§ SHORT PROBLEM: Turn everything in the entries from the line containing "stat-left-small: 5% — [167, 567, 202, 594]" down to the line containing "label-pct: 17% — [607, 428, 637, 446]", both included, into a numbered list, leaving out any blank lines.

───── RECORD SET

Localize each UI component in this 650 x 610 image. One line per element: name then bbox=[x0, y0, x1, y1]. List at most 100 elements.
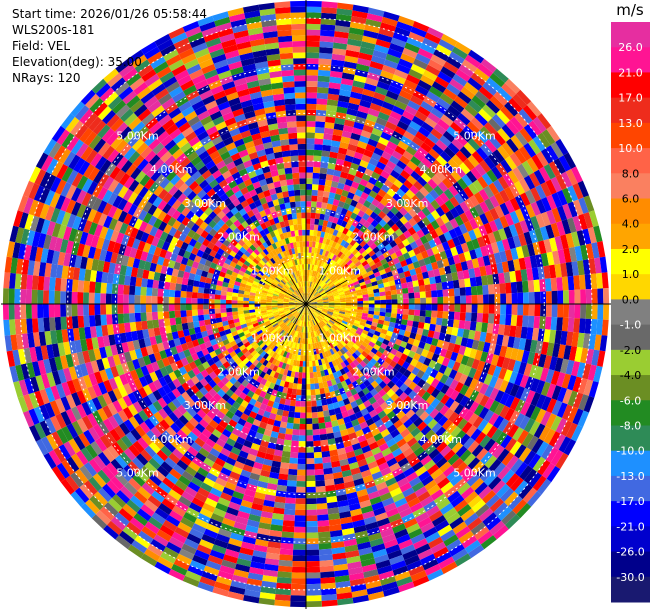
velocity-gate bbox=[410, 533, 426, 545]
velocity-gate bbox=[324, 325, 329, 331]
velocity-gate bbox=[352, 343, 360, 350]
velocity-gate bbox=[433, 472, 447, 485]
velocity-gate bbox=[306, 149, 315, 156]
velocity-gate bbox=[271, 298, 278, 301]
velocity-gate bbox=[299, 314, 303, 321]
velocity-gate bbox=[352, 194, 361, 203]
velocity-gate bbox=[418, 126, 431, 138]
velocity-gate bbox=[378, 389, 387, 398]
velocity-gate bbox=[325, 238, 331, 246]
velocity-gate bbox=[350, 327, 357, 333]
velocity-gate bbox=[382, 277, 389, 284]
velocity-gate bbox=[288, 352, 293, 360]
velocity-gate bbox=[429, 276, 436, 285]
velocity-gate bbox=[381, 16, 398, 27]
velocity-gate bbox=[457, 234, 467, 245]
velocity-gate bbox=[494, 205, 505, 218]
velocity-gate bbox=[596, 319, 603, 336]
velocity-gate bbox=[316, 286, 322, 292]
velocity-gate bbox=[311, 301, 318, 304]
velocity-gate bbox=[225, 299, 232, 304]
velocity-gate bbox=[389, 554, 405, 566]
velocity-gate bbox=[428, 344, 437, 354]
velocity-gate bbox=[97, 487, 112, 503]
velocity-gate bbox=[460, 295, 467, 304]
velocity-gate bbox=[269, 436, 278, 444]
velocity-gate bbox=[375, 481, 388, 491]
velocity-gate bbox=[380, 184, 390, 193]
velocity-gate bbox=[512, 360, 522, 373]
velocity-gate bbox=[331, 288, 338, 293]
velocity-gate bbox=[362, 510, 375, 520]
velocity-gate bbox=[459, 146, 472, 159]
velocity-gate bbox=[446, 512, 461, 525]
velocity-gate bbox=[267, 314, 274, 319]
velocity-gate bbox=[316, 316, 322, 322]
velocity-gate bbox=[181, 277, 189, 286]
velocity-gate bbox=[333, 322, 340, 328]
velocity-gate bbox=[405, 145, 417, 156]
velocity-gate bbox=[312, 434, 321, 442]
velocity-gate bbox=[162, 341, 170, 350]
velocity-gate bbox=[596, 350, 606, 367]
velocity-gate bbox=[355, 244, 363, 252]
velocity-gate bbox=[255, 368, 263, 376]
velocity-gate bbox=[297, 377, 303, 384]
velocity-gate bbox=[426, 385, 436, 395]
velocity-gate bbox=[366, 13, 383, 23]
velocity-gate bbox=[283, 369, 289, 376]
velocity-gate bbox=[37, 359, 47, 375]
velocity-gate bbox=[398, 233, 407, 242]
velocity-gate bbox=[264, 494, 276, 502]
velocity-gate bbox=[348, 138, 359, 147]
velocity-gate bbox=[317, 306, 323, 309]
velocity-gate bbox=[336, 592, 353, 600]
velocity-gate bbox=[449, 516, 464, 530]
velocity-gate bbox=[428, 536, 444, 549]
velocity-gate bbox=[530, 406, 542, 421]
velocity-gate bbox=[37, 289, 44, 304]
velocity-gate bbox=[205, 438, 216, 448]
velocity-gate bbox=[186, 310, 193, 317]
velocity-gate bbox=[290, 589, 306, 596]
velocity-gate bbox=[231, 304, 238, 308]
velocity-gate bbox=[229, 376, 238, 385]
velocity-gate bbox=[137, 387, 148, 399]
velocity-gate bbox=[322, 139, 332, 146]
velocity-gate bbox=[352, 227, 360, 235]
velocity-gate bbox=[68, 340, 77, 354]
velocity-gate bbox=[471, 95, 486, 109]
velocity-gate bbox=[107, 402, 118, 416]
velocity-gate bbox=[555, 138, 569, 156]
velocity-gate bbox=[424, 429, 436, 440]
velocity-gate bbox=[178, 415, 189, 426]
velocity-gate bbox=[214, 457, 226, 468]
velocity-gate bbox=[331, 460, 341, 468]
velocity-gate bbox=[332, 278, 339, 284]
velocity-gate bbox=[377, 111, 390, 122]
velocity-gate bbox=[194, 549, 210, 561]
velocity-gate bbox=[289, 341, 294, 348]
velocity-gate bbox=[461, 421, 473, 434]
velocity-gate bbox=[540, 341, 549, 356]
velocity-gate bbox=[311, 406, 318, 413]
velocity-gate bbox=[289, 451, 299, 459]
velocity-gate bbox=[243, 350, 251, 358]
velocity-gate bbox=[175, 359, 184, 369]
velocity-gate bbox=[332, 353, 338, 360]
velocity-gate bbox=[279, 380, 286, 387]
velocity-gate bbox=[354, 269, 361, 276]
velocity-gate bbox=[26, 362, 36, 378]
velocity-gate bbox=[316, 497, 327, 504]
velocity-gate bbox=[294, 521, 306, 527]
velocity-gate bbox=[403, 432, 414, 443]
velocity-gate bbox=[238, 450, 249, 459]
velocity-gate bbox=[415, 347, 424, 356]
velocity-gate bbox=[346, 243, 353, 251]
velocity-gate bbox=[303, 315, 305, 322]
velocity-gate bbox=[331, 347, 338, 354]
velocity-gate bbox=[477, 256, 485, 268]
velocity-gate bbox=[220, 334, 228, 342]
velocity-gate bbox=[423, 322, 431, 331]
velocity-gate bbox=[323, 286, 330, 291]
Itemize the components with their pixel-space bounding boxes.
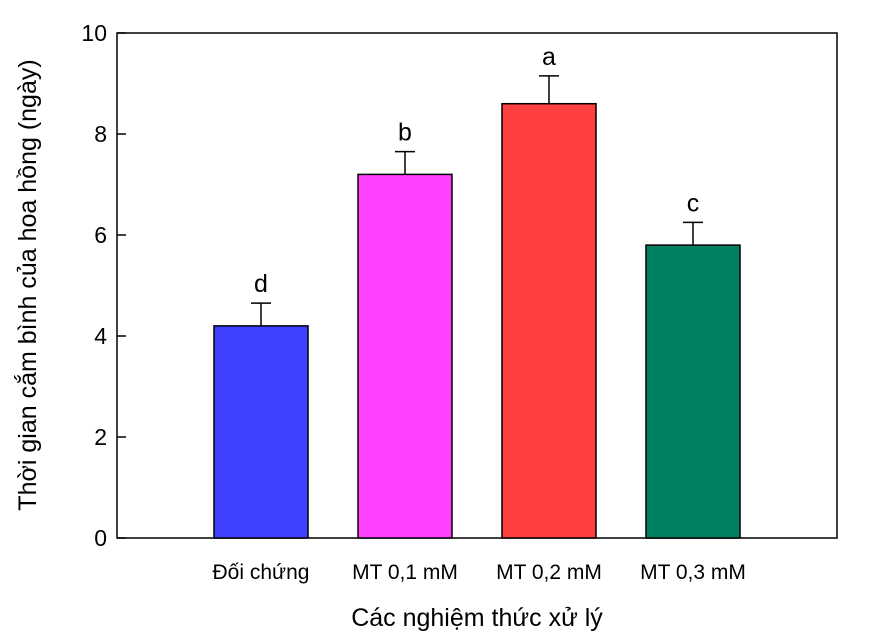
y-tick-label: 0 — [94, 525, 107, 551]
y-tick-label: 10 — [81, 20, 107, 46]
x-category-label: MT 0,1 mM — [352, 561, 458, 584]
y-tick-label: 4 — [94, 323, 107, 349]
plot-frame — [116, 32, 838, 539]
bar — [645, 244, 741, 539]
bar — [213, 325, 309, 539]
y-tick-label: 2 — [94, 424, 107, 450]
y-tick-label: 8 — [94, 121, 107, 147]
bars-layer: d b a c — [213, 43, 741, 539]
y-tick-label: 6 — [94, 222, 107, 248]
significance-label: a — [542, 43, 556, 71]
significance-label: b — [398, 119, 412, 147]
significance-label: d — [254, 270, 268, 298]
bar — [357, 173, 453, 539]
x-category-label: Đối chứng — [213, 561, 310, 584]
significance-label: c — [687, 189, 700, 217]
y-axis-title: Thời gian cắm bình của hoa hồng (ngày) — [13, 59, 42, 510]
x-axis-title: Các nghiệm thức xử lý — [351, 604, 603, 632]
y-axis: 0 2 4 6 8 10 — [81, 20, 126, 551]
x-axis: Đối chứng MT 0,1 mM MT 0,2 mM MT 0,3 mM — [213, 561, 746, 584]
x-category-label: MT 0,3 mM — [640, 561, 746, 584]
x-category-label: MT 0,2 mM — [496, 561, 602, 584]
bar — [501, 102, 597, 539]
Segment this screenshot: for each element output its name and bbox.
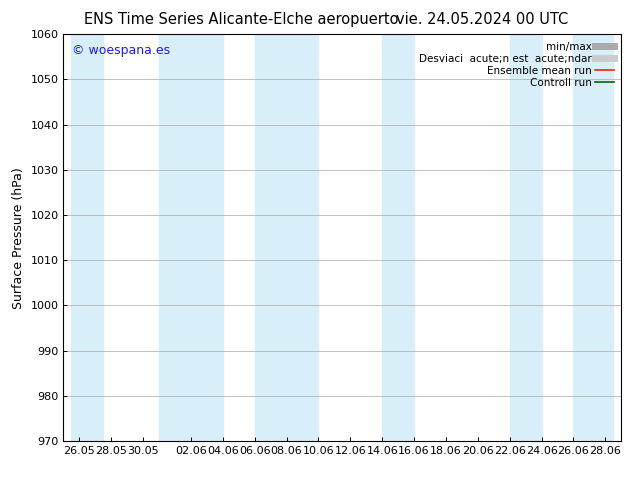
Text: vie. 24.05.2024 00 UTC: vie. 24.05.2024 00 UTC: [396, 12, 568, 27]
Y-axis label: Surface Pressure (hPa): Surface Pressure (hPa): [12, 167, 25, 309]
Text: © woespana.es: © woespana.es: [72, 45, 170, 57]
Text: ENS Time Series Alicante-Elche aeropuerto: ENS Time Series Alicante-Elche aeropuert…: [84, 12, 398, 27]
Legend: min/max, Desviaci  acute;n est  acute;ndar, Ensemble mean run, Controll run: min/max, Desviaci acute;n est acute;ndar…: [417, 40, 616, 90]
Bar: [255, 34, 318, 441]
Bar: [159, 34, 223, 441]
Bar: [72, 34, 103, 441]
Bar: [382, 34, 414, 441]
Bar: [510, 34, 541, 441]
Bar: [574, 34, 613, 441]
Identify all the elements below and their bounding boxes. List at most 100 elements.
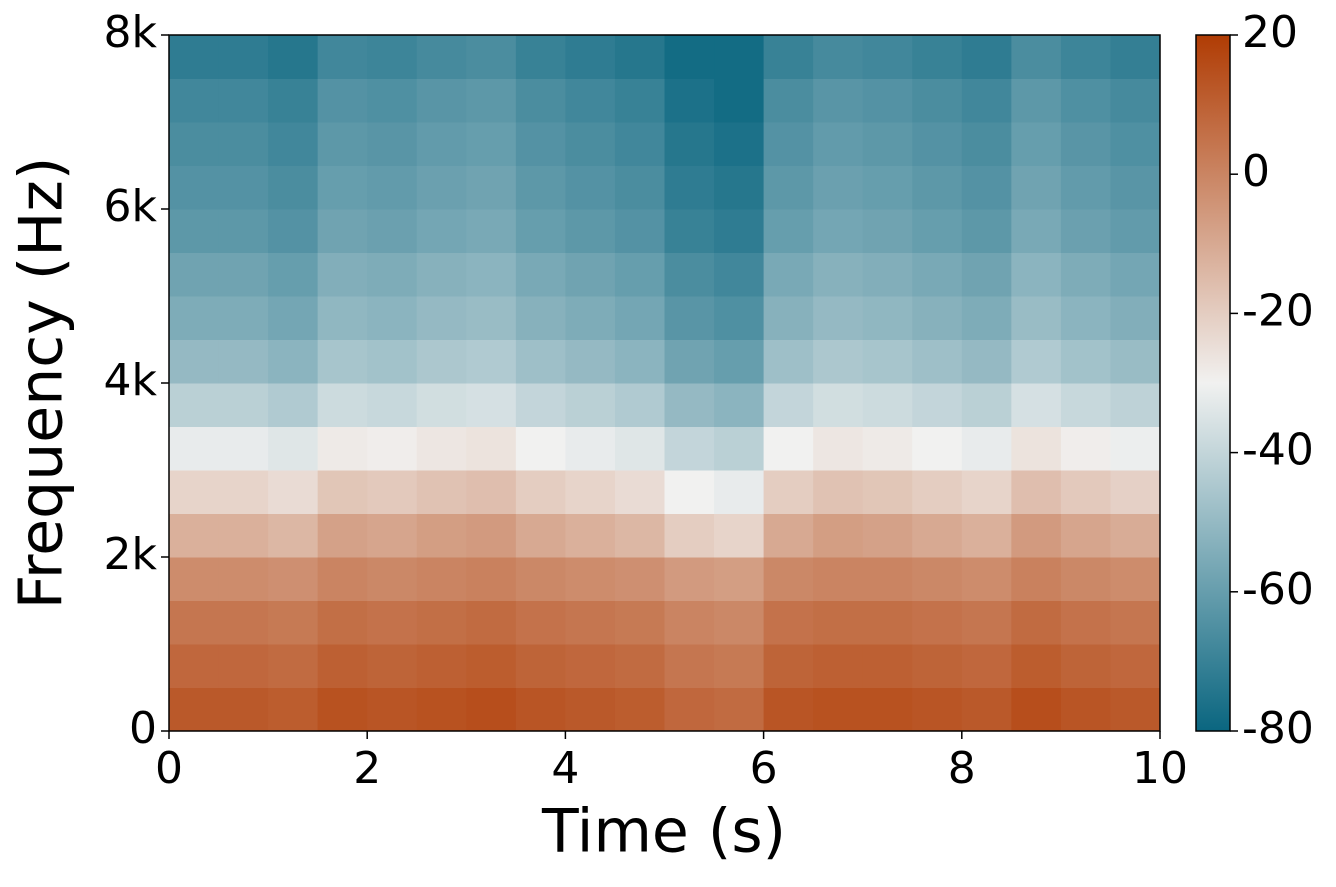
cell	[1011, 600, 1062, 645]
cell	[565, 35, 616, 79]
colorbar-tick-label: -20	[1242, 285, 1314, 336]
cell	[664, 122, 715, 166]
cell	[515, 383, 566, 427]
cell	[268, 35, 319, 79]
cell	[813, 600, 864, 645]
cell	[1011, 122, 1062, 166]
cell	[714, 78, 765, 123]
cell	[565, 513, 616, 558]
cell	[515, 644, 566, 688]
cell	[367, 165, 418, 210]
cell	[565, 470, 616, 514]
cell	[466, 600, 517, 645]
cell	[565, 78, 616, 123]
cell	[813, 687, 864, 732]
cell	[416, 644, 467, 688]
cell	[218, 339, 269, 384]
cell	[218, 122, 269, 166]
cell	[614, 383, 665, 427]
x-tick-label: 4	[551, 743, 579, 794]
cell	[515, 687, 566, 732]
cell	[218, 35, 269, 79]
cell	[367, 644, 418, 688]
cell	[1011, 35, 1062, 79]
cell	[565, 252, 616, 297]
cell	[1011, 339, 1062, 384]
cell	[515, 78, 566, 123]
cell	[218, 383, 269, 427]
cell	[763, 122, 814, 166]
cell	[763, 339, 814, 384]
cell	[763, 165, 814, 210]
cell	[813, 122, 864, 166]
cell	[317, 470, 368, 514]
cell	[515, 339, 566, 384]
cell	[565, 687, 616, 732]
cell	[169, 35, 220, 79]
cell	[317, 35, 368, 79]
cell	[614, 78, 665, 123]
cell	[862, 209, 913, 253]
cell	[862, 426, 913, 471]
y-tick-label: 8k	[104, 7, 158, 58]
cell	[763, 35, 814, 79]
cell	[862, 644, 913, 688]
cell	[1060, 383, 1111, 427]
cell	[268, 339, 319, 384]
cell	[912, 165, 963, 210]
x-tick-label: 8	[948, 743, 976, 794]
cell	[961, 383, 1012, 427]
cell	[1060, 165, 1111, 210]
cell	[813, 78, 864, 123]
cell	[1060, 470, 1111, 514]
cell	[614, 426, 665, 471]
cell	[367, 426, 418, 471]
cell	[416, 383, 467, 427]
cell	[813, 644, 864, 688]
cell	[1110, 78, 1161, 123]
cell	[1060, 644, 1111, 688]
x-tick-label: 6	[750, 743, 778, 794]
cell	[169, 296, 220, 340]
cell	[169, 470, 220, 514]
cell	[169, 122, 220, 166]
cell	[961, 513, 1012, 558]
cell	[466, 557, 517, 601]
cell	[1060, 339, 1111, 384]
cell	[565, 644, 616, 688]
cell	[317, 687, 368, 732]
colorbar-tick-label: 0	[1242, 146, 1270, 197]
cell	[317, 122, 368, 166]
cell	[1060, 513, 1111, 558]
x-tick-label: 0	[155, 743, 183, 794]
cell	[1011, 209, 1062, 253]
cell	[1011, 296, 1062, 340]
cell	[813, 470, 864, 514]
cell	[714, 644, 765, 688]
cell	[763, 252, 814, 297]
cell	[466, 426, 517, 471]
cell	[714, 209, 765, 253]
cell	[466, 122, 517, 166]
cell	[1060, 600, 1111, 645]
cell	[664, 513, 715, 558]
cell	[515, 35, 566, 79]
cell	[1060, 296, 1111, 340]
cell	[1110, 383, 1161, 427]
cell	[1011, 78, 1062, 123]
cell	[862, 600, 913, 645]
cell	[1110, 165, 1161, 210]
cell	[416, 122, 467, 166]
cell	[466, 165, 517, 210]
cell	[1110, 339, 1161, 384]
cell	[714, 426, 765, 471]
cell	[961, 165, 1012, 210]
cell	[268, 513, 319, 558]
cell	[466, 296, 517, 340]
cell	[416, 165, 467, 210]
cell	[367, 122, 418, 166]
cell	[664, 252, 715, 297]
cell	[912, 687, 963, 732]
cell	[664, 557, 715, 601]
cell	[169, 252, 220, 297]
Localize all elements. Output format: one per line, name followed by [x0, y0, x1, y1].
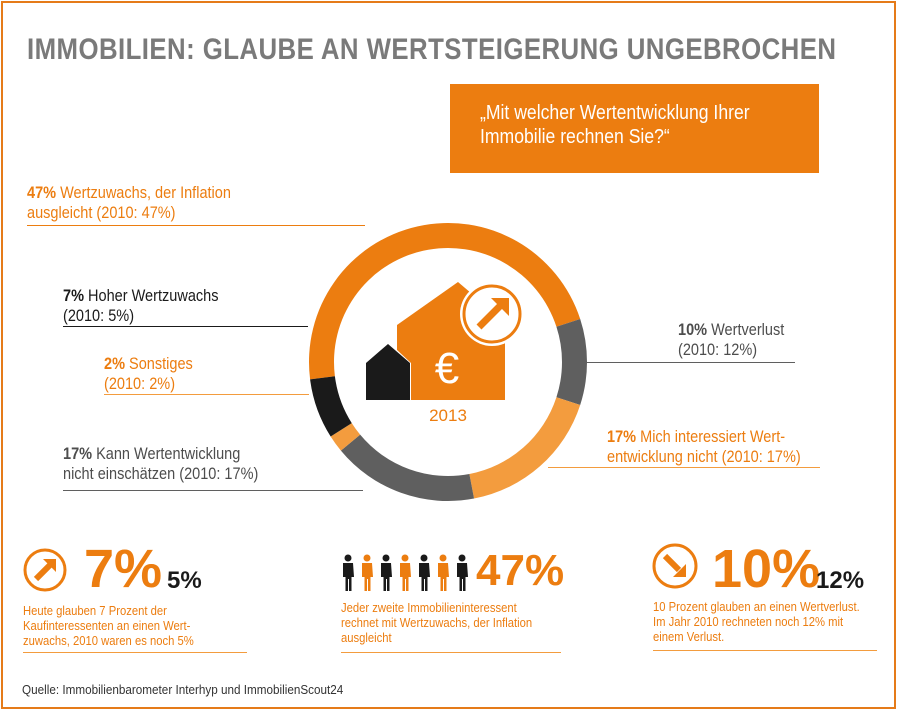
stat-left-small: 5% — [167, 567, 202, 594]
source-note: Quelle: Immobilienbarometer Interhyp und… — [22, 682, 379, 697]
desc-line: Kaufinteressenten an einen Wert- — [23, 619, 191, 633]
label-pct: 7% — [63, 287, 84, 305]
label-pct: 10% — [678, 321, 708, 339]
label-text-1: Wertzuwachs, der Inflation — [56, 184, 231, 202]
label-text-1: Hoher Wertzuwachs — [83, 287, 219, 305]
person-icon — [362, 554, 373, 591]
donut-slice-5 — [310, 376, 352, 437]
question-box: „Mit welcher Wertentwicklung Ihrer Immob… — [450, 84, 819, 173]
chart-year: 2013 — [429, 406, 467, 425]
person-icon — [419, 554, 430, 591]
label-pct: 17% — [607, 428, 637, 446]
person-icon — [457, 554, 468, 591]
label-text-1: Wertverlust — [707, 321, 785, 339]
donut-slices — [309, 223, 587, 501]
label-sonstiges: 2% Sonstiges (2010: 2%) — [104, 354, 205, 394]
people-icon — [343, 554, 468, 591]
arrow-down-right-icon — [652, 543, 698, 589]
person-icon — [343, 554, 354, 591]
label-text-1: Kann Wertentwicklung — [92, 445, 241, 463]
label-hoher-wertzuwachs: 7% Hoher Wertzuwachs (2010: 5%) — [63, 286, 240, 326]
leader-line — [27, 225, 365, 226]
donut-slice-4 — [330, 423, 361, 451]
label-nicht-interessiert: 17% Mich interessiert Wert- entwicklung … — [607, 427, 827, 467]
divider — [341, 652, 561, 653]
leader-line — [548, 467, 820, 468]
label-text-2: nicht einschätzen (2010: 17%) — [63, 465, 259, 483]
house-icon: € — [366, 282, 524, 400]
label-pct: 17% — [63, 445, 93, 463]
leader-line — [63, 326, 308, 327]
euro-icon: € — [435, 344, 459, 393]
source-text: Quelle: Immobilienbarometer Interhyp und… — [22, 682, 344, 697]
divider — [23, 652, 247, 653]
desc-line: Jeder zweite Immobilieninteressent — [341, 601, 517, 615]
small-house-icon — [366, 344, 410, 400]
donut-slice-0 — [309, 223, 581, 380]
arrow-circle-ring — [462, 284, 522, 344]
stat-middle-big: 47% — [476, 546, 565, 595]
desc-line: einem Verlust. — [653, 630, 725, 644]
question-line-2: Immobilie rechnen Sie?“ — [480, 126, 670, 148]
donut-slice-1 — [556, 319, 587, 405]
label-text-1: Mich interessiert Wert- — [636, 428, 786, 446]
desc-line: 10 Prozent glauben an einen Wertverlust. — [653, 600, 860, 614]
label-text-2: (2010: 2%) — [104, 375, 176, 393]
desc-line: Heute glauben 7 Prozent der — [23, 604, 167, 618]
desc-line: ausgleicht — [341, 631, 392, 645]
stat-right-desc: 10 Prozent glauben an einen Wertverlust.… — [653, 600, 883, 645]
leader-line — [104, 394, 309, 395]
label-text-2: (2010: 5%) — [63, 307, 135, 325]
label-wertverlust: 10% Wertverlust (2010: 12%) — [678, 320, 799, 360]
leader-line — [63, 490, 363, 491]
leader-line — [577, 362, 795, 363]
donut-slice-3 — [340, 434, 475, 501]
label-text-2: (2010: 12%) — [678, 341, 758, 359]
label-pct: 2% — [104, 355, 125, 373]
stat-left-big: 7% — [84, 539, 163, 599]
arrow-up-right-icon — [476, 303, 503, 330]
stat-left-desc: Heute glauben 7 Prozent der Kaufinteress… — [23, 604, 213, 649]
arrow-up-right-icon — [23, 548, 67, 592]
label-wertzuwachs-inflation: 47% Wertzuwachs, der Inflation ausgleich… — [27, 183, 259, 223]
label-text-2: entwicklung nicht (2010: 17%) — [607, 448, 801, 466]
person-icon — [381, 554, 392, 591]
donut-slice-2 — [469, 397, 581, 499]
desc-line: Im Jahr 2010 rechneten noch 12% mit — [653, 615, 844, 629]
label-pct: 47% — [27, 184, 57, 202]
arrow-head-icon — [491, 298, 509, 316]
label-text-1: Sonstiges — [124, 355, 193, 373]
divider — [653, 650, 877, 651]
page-title: IMMOBILIEN: GLAUBE AN WERTSTEIGERUNG UNG… — [27, 33, 837, 66]
stat-middle-desc: Jeder zweite Immobilieninteressent rechn… — [341, 601, 553, 646]
label-text-2: ausgleicht (2010: 47%) — [27, 204, 176, 222]
stat-right-small: 12% — [816, 567, 865, 594]
question-line-1: „Mit welcher Wertentwicklung Ihrer — [480, 102, 750, 124]
label-nicht-einschaetzen: 17% Kann Wertentwicklung nicht einschätz… — [63, 444, 285, 484]
stat-right-big: 10% — [712, 539, 821, 599]
person-icon — [400, 554, 411, 591]
desc-line: zuwachs, 2010 waren es noch 5% — [23, 634, 194, 648]
person-icon — [438, 554, 449, 591]
desc-line: rechnet mit Wertzuwachs, der Inflation — [341, 616, 533, 630]
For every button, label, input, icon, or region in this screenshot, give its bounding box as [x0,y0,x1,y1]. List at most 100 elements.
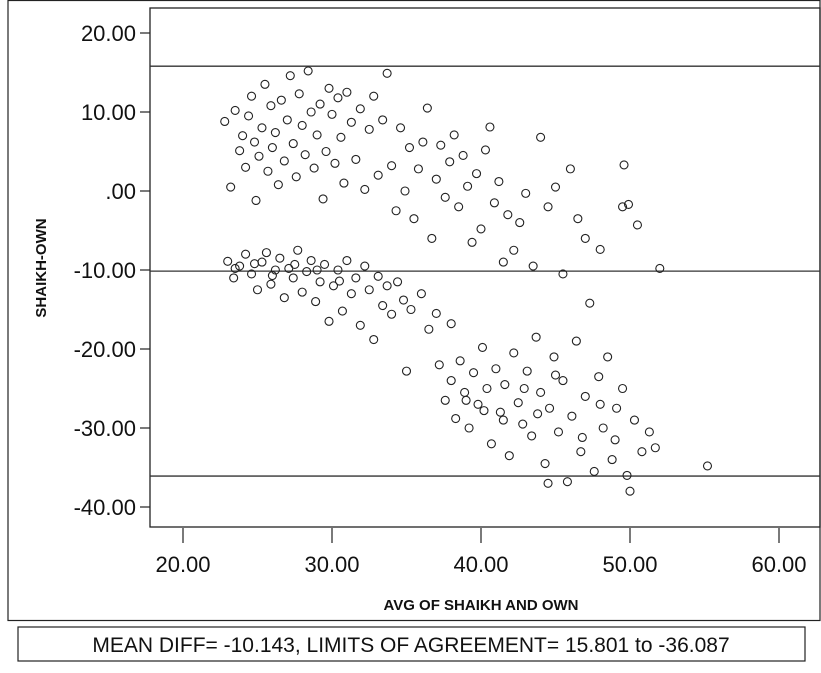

──────────

§ SOLVED EXERCISE:
1. stat-left-small: 5% — [167, 567, 202, 594]
2. source-note: Quelle: Immobilienbarometer Interhyp und… — [22, 682, 379, 697]
3. desc-line: Kaufinteressenten an einen Wert- — [23, 619, 191, 633]
4. label-pct: 7% — [63, 287, 84, 305]
5. label-pct: 10% — [678, 321, 708, 339]
6. label-text-1: Wertzuwachs, der Inflation — [56, 184, 231, 202]
7. label-text-1: Hoher Wertzuwachs — [83, 287, 219, 305]
8. person-icon — [362, 554, 373, 591]
9. donut-slice-5 — [310, 376, 352, 437]
10. question-box: „Mit welcher Wertentwicklung Ihrer Immob… — [450, 84, 819, 173]
11. chart-year: 2013 — [429, 406, 467, 425]
12. person-icon — [419, 554, 430, 591]
13. label-pct: 17% — [607, 428, 637, 446]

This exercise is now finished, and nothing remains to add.